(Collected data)
◇ ◇ ◇ ◇
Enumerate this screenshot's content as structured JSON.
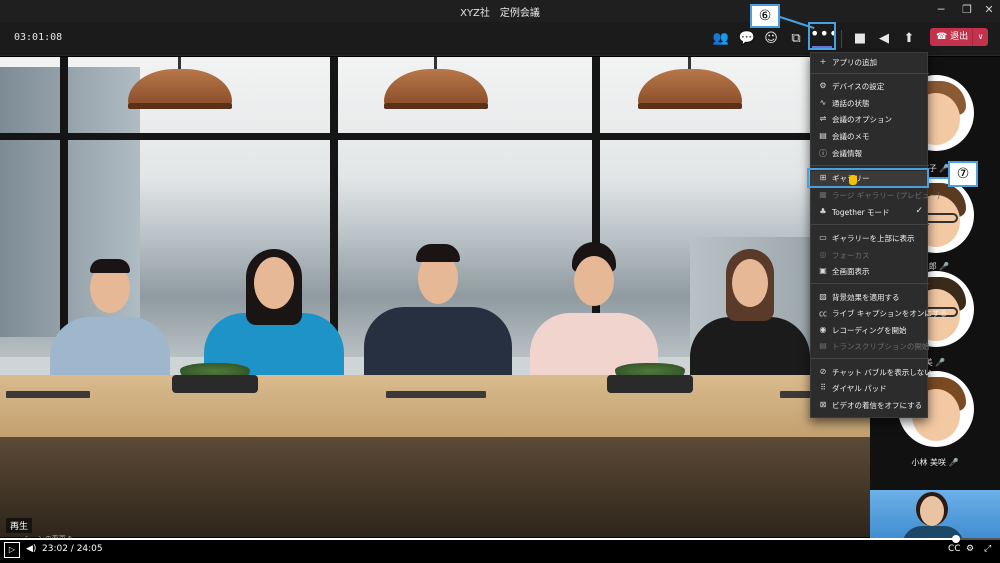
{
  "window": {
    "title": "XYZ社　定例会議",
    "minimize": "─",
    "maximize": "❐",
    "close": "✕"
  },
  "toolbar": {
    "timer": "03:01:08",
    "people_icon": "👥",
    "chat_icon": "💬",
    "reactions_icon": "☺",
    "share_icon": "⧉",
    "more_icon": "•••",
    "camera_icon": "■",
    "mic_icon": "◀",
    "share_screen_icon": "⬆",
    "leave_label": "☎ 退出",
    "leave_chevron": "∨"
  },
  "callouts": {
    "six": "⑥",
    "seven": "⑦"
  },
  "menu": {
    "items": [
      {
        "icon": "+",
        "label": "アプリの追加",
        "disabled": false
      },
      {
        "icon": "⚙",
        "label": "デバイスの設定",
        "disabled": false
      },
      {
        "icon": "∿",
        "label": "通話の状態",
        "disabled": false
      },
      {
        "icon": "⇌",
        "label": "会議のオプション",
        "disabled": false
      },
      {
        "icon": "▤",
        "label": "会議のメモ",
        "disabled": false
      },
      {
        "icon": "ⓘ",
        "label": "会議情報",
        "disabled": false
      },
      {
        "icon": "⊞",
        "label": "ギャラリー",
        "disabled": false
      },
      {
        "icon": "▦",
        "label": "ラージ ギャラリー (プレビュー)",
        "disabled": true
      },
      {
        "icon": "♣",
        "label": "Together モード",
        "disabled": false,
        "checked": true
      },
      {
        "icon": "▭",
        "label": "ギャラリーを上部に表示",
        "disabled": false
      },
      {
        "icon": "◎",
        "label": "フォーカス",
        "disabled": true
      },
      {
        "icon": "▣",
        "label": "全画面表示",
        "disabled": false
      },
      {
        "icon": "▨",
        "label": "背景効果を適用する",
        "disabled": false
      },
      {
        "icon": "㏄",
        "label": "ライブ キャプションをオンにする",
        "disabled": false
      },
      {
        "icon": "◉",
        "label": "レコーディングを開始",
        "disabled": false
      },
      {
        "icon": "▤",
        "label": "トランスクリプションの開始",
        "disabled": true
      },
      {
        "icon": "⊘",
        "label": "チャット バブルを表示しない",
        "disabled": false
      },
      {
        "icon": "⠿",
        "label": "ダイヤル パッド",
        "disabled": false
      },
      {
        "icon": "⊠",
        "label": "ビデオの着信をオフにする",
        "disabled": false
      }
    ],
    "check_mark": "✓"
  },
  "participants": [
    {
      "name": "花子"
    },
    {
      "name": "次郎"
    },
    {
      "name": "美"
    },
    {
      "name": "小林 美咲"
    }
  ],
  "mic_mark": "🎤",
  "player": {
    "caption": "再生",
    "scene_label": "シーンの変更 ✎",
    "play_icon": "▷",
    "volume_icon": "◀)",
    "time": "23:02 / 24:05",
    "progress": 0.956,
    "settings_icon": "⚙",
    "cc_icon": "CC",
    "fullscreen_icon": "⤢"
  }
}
◇ ◇ ◇ ◇
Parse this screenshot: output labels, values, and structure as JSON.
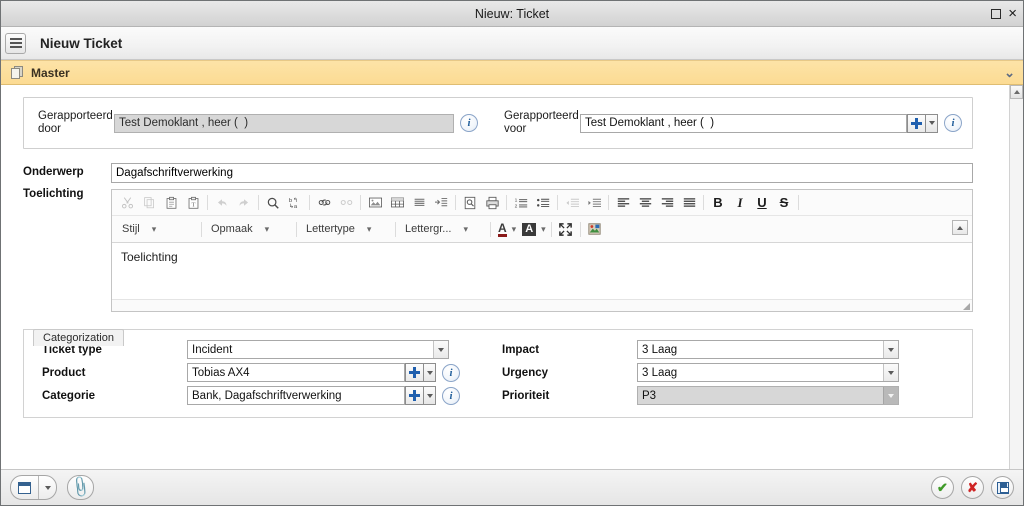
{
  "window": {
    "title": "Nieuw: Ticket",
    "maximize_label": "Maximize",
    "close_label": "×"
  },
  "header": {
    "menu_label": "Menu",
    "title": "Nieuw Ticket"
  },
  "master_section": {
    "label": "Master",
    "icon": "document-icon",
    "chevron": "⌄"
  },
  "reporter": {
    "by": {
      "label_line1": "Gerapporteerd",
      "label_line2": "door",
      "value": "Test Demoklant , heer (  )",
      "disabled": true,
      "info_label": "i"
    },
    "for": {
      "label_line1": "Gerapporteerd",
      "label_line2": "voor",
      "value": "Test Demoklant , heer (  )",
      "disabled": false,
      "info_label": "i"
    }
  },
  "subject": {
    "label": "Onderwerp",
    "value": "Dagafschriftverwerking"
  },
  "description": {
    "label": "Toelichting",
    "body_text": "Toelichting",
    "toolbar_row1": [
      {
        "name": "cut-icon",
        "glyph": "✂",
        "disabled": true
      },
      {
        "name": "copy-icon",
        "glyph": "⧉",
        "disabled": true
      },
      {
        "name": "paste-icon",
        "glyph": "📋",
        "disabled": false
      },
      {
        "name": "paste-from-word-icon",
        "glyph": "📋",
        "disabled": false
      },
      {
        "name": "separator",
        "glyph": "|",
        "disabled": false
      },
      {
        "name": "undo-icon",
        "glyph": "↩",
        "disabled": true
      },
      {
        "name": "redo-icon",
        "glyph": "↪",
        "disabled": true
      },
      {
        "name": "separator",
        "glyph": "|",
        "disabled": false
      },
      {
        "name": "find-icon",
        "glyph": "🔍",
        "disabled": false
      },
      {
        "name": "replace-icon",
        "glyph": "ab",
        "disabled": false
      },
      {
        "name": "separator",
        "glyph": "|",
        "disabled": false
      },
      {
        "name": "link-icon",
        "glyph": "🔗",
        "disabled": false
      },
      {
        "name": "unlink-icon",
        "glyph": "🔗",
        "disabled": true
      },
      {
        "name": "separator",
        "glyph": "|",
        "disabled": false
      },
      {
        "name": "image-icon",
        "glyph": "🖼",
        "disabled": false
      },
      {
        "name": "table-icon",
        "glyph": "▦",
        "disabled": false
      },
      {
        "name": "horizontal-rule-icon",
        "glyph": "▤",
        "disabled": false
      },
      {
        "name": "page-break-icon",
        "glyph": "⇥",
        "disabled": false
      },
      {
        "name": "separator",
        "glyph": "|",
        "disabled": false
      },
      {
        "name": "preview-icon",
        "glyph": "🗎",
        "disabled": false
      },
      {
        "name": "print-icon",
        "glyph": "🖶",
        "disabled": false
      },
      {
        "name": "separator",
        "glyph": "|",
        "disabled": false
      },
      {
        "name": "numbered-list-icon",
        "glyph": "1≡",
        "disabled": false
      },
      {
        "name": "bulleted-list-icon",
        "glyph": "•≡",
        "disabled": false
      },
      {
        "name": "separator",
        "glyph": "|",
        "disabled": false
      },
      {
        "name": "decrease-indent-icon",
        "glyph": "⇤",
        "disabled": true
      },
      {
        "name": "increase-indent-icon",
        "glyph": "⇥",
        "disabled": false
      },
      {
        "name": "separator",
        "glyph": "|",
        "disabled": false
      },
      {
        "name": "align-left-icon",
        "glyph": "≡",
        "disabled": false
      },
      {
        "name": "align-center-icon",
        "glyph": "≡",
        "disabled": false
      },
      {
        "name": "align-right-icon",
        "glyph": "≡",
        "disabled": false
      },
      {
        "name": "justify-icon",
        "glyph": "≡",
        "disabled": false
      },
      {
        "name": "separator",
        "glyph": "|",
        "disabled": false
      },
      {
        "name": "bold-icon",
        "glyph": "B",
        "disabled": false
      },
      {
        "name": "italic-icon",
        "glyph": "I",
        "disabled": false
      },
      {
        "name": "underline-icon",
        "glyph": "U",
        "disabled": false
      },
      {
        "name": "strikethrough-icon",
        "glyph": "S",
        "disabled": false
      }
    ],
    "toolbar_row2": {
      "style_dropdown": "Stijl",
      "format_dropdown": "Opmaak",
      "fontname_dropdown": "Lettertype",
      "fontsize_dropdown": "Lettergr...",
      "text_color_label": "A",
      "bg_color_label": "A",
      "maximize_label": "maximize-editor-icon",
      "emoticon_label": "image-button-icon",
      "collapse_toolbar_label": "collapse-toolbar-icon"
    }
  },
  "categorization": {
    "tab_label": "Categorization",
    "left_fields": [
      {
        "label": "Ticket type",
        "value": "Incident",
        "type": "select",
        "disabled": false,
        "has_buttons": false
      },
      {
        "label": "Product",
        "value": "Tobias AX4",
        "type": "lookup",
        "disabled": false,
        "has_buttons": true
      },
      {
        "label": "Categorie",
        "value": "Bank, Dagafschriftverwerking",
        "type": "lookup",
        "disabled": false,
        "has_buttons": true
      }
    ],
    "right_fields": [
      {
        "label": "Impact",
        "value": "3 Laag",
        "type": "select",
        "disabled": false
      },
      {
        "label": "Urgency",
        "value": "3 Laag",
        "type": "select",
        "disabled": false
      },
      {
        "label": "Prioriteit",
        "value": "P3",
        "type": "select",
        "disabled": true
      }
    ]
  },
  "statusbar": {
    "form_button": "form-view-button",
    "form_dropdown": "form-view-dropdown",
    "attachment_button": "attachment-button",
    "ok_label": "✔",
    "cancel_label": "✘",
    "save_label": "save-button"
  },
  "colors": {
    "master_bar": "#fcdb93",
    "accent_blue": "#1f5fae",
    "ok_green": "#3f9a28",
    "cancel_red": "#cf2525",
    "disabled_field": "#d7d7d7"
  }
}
◇ ◇ ◇ ◇
* **Task to carry out**: Review the preceding data and report every line that includes the string "Ticket".

* **Result below**:
    "title": "Nieuw: Ticket",
    "title": "Nieuw Ticket"
        "label": "Ticket type",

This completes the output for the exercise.